Tugas Tertulis:
Lanjutkan teks tentang perkara proyek bioremediasi CPI, dimulai setelah kalimat terakhir yang ditampilkan.
───── Kutipan Halaman ─────
Sebagaimana diketahui, CPI merupakan perusahaan eksplorasi minyak bumi yang terikat production sharing contract (PSC) dengan BP Migas (sekarang berubah menjadi SKK Migas). Salah satu kewajiban CPI sebagai perusahaan PSC adalah memulihkan lahan-lahan yang tercemar akibat operasi dan eksplorasi migas. Maka, CPI pun menggelar tender untuk program pemulihan lahan lewat metode bioremediasi di sejumlah lokasi yang menjadi wilayah kerja operasinya. Sepanjang tahun 2006 sampai 2012 ada puluhan tender yang digelar CPI. PT Green Planet Indonesia sendiri memenangkan sejumlah tender yang dilakukan dengan seleksi yang ketat dan transparan. Sebagai Direktur Green Planet yang bertanggungjawab dalam menangani proyek-proyek bioremediasi, Ricksy lah yang menandatangani kontrak kerja dengan CPI.

Proyek-proyek bioremediasi lahan CPI yang ditangani Green Planet, dan sejumlah kontraktor lainnya, berjalan lancar dan terbilang sukses. “Semua proyek berjalan baik. Karena itu, ketika tiba-tiba dipersoalkan kejaksaan, kita kaget sekali,” ungkap Ricksy, ayah tiga anak, yang pernah memperdalam ilmu biotechnology/ biofertilizer di University of Kent, Inggris.

Memang tidak pernah ada yang menduga pekerjaan bioremediasi yang sudah tuntas ternyata malah dipersoalkan aparat kejaksaan. Atas laporan seseorang, Kejaksaan Agung menduga bioremediasi tersebut tidak dilaksanakan sebagaimana mestinya alias fiktif maka proyek bioremediasi tersebut dianggap merugikan keuangan negara.

Sejak awal perkara bioremediasi itu beraroma kriminalisasi hukum. Lihat saja jalannya proses penetapan tersangka yang super cepat. Perkara ini mulai bergulir awal Maret 2012, saat Direktur Penyidikan pada JAM Pidsus mulai melakukan penyidikan. Hanya berselang beberapa hari saja pada 12 Maret, Direktur Penyidikan sudah mengeluarkan Sprindik dengan tersangka Ricksy Prematuri dan General Manager Sumatera Light North Operation, Alexia Tirtawidjaja. Perkara ini kemudian menyeret tiga orang karyawan CPI lainnya-- Kukuh Kertasafari, Widodo dan Endah Rumbiyanti-- serta seorang kontraktor lain: Herlan bin Ompo, Direktur PT Sumigita Jaya.
───── Data Tersimpan ─────
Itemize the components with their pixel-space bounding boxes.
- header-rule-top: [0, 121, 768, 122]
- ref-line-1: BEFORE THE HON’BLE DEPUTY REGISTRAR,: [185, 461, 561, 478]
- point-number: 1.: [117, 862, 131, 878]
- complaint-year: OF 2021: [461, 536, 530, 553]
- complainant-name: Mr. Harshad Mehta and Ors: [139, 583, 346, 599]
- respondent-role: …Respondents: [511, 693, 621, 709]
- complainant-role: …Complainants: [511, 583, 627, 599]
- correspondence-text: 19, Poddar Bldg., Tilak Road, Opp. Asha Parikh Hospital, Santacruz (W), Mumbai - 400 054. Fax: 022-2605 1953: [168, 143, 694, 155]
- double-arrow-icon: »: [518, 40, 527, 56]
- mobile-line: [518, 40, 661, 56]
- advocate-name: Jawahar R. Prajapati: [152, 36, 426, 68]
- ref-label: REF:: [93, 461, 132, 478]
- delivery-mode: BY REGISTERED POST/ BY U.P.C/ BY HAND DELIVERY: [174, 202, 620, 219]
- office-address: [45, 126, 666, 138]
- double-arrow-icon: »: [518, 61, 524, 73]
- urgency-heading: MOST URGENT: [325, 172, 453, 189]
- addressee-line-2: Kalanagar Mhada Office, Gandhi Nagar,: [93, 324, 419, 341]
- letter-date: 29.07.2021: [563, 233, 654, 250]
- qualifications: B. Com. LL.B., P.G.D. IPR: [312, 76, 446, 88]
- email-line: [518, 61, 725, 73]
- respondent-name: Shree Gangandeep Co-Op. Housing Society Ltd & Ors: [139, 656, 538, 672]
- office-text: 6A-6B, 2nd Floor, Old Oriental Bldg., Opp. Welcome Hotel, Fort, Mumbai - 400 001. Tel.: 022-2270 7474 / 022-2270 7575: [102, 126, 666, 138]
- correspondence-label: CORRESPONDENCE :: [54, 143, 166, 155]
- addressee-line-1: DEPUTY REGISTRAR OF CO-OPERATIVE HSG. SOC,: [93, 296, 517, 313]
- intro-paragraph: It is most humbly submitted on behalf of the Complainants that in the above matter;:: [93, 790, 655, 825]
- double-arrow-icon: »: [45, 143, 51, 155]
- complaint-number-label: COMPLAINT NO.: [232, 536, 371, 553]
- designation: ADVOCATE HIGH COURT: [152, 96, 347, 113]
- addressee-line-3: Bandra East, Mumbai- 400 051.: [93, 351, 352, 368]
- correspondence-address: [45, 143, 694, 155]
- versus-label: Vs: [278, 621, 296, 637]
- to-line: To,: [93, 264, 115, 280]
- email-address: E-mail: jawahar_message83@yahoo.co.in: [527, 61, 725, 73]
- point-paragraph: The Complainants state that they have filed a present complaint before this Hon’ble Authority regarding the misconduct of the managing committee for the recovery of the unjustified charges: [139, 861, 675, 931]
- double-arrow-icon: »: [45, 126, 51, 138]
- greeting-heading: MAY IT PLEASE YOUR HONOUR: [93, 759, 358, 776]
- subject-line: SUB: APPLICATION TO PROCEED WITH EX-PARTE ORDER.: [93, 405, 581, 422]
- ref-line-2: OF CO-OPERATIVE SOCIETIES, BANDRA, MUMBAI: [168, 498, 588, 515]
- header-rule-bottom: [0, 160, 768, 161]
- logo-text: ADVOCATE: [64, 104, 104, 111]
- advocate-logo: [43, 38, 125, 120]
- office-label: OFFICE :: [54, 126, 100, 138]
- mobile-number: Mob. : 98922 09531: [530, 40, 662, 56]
─────
Jawaban Latihan:
Saksi Ahli JPU Tidak Kredibel
Diduga laporan awal kasus ini berasal dari Edison Effendi, mantan dosen sebuah perguruan tinggi swasta di Jakarta, yang pernah beberapa kali mengikuti tender proyek bioremediasi di CPI tetapi kalah. Anehnya, Edison kemudian justru diangkat sebagai ahli yang digunakan jaksa untuk mengambil sampel tanah tercemar di area Chevron yang kemudian digunakan untuk menyusun dakwaan dalam kasus ini.

Menurut informasi yang diperoleh Hotma Sitompoel, penasihat hukum dari terdakwa Herlan bin Ompo, Edison bersama saksi ahli lainnya, yakni Prayitno dan Bambang, diperiksa dalam ruang dan waktu yang bersamaan oleh penyidik yang sama dan isi BAP-nya pun disamakan sampai ke titik dan koma.

Di persidangan, kehadiran Edison Effendi kembali dipertanyakan independensinya. Ia dicecar pertanyaan oleh tim pengacara Ricksy, hingga kelabakan. Bahkan, saat persidangan dengan terdakwa Herlan. pengacara Hotma Sitompul melakukan walk-out dari persidangan karena keberatannya terhadap isi BAP Edison Effendi tidak digubris oleh majelis hakim.

Selain saksi ahli Edison, Juniver Sinaga saksi ahli dari BPKP juga dipertanyakan metodenya dalam menyimpulkan terjadi kerugian keuangan negara. Karena Juniver hanya mendasarkan perhitungan dan laporannya semata-mata dari keterangan dari Edison Effendi, tidak melakukan upaya investigasi lebih sebelum memberikan kesimpulan telah terjadi kerugian keuangan negara.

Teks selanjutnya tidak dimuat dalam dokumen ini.